REQUIREMENT
Extract the full listing verbatim and drop any pictures from your copy.

[Dataset records]
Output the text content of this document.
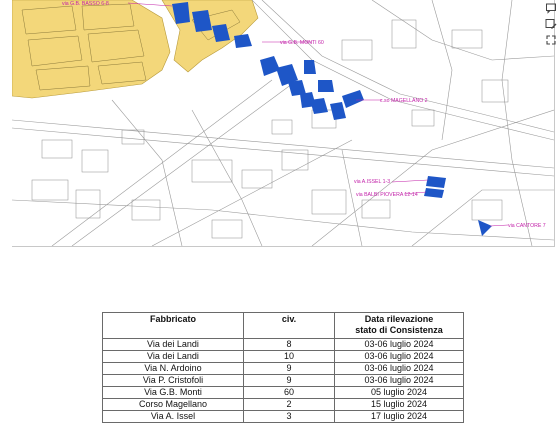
via G.B. BASSO 6-8
via G.B. MONTI 60
c.so MAGELLANO 2
via A.ISSEL 1-3
via BALBI PIOVERA 12-14
via CANTORE 7
Fabbricato	civ.	Data rilevazione
stato di Consistenza

Via dei Landi	8	03-06 luglio 2024
Via dei Landi	10	03-06 luglio 2024
Via N. Ardoino	9	03-06 luglio 2024
Via P. Cristofoli	9	03-06 luglio 2024
Via G.B. Monti	60	05 luglio 2024
Corso Magellano	2	15 luglio 2024
Via A. Issel	3	17 luglio 2024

IN RESPONSE
Output the text content of this document.
via G.B. BASSO 6-8
via G.B. MONTI 60
c.so MAGELLANO 2
via A.ISSEL 1-3
via BALBI PIOVERA 12-14
via CANTORE 7
Fabbricato	civ.	Data rilevazione
stato di Consistenza

Via dei Landi	8	03-06 luglio 2024
Via dei Landi	10	03-06 luglio 2024
Via N. Ardoino	9	03-06 luglio 2024
Via P. Cristofoli	9	03-06 luglio 2024
Via G.B. Monti	60	05 luglio 2024
Corso Magellano	2	15 luglio 2024
Via A. Issel	3	17 luglio 2024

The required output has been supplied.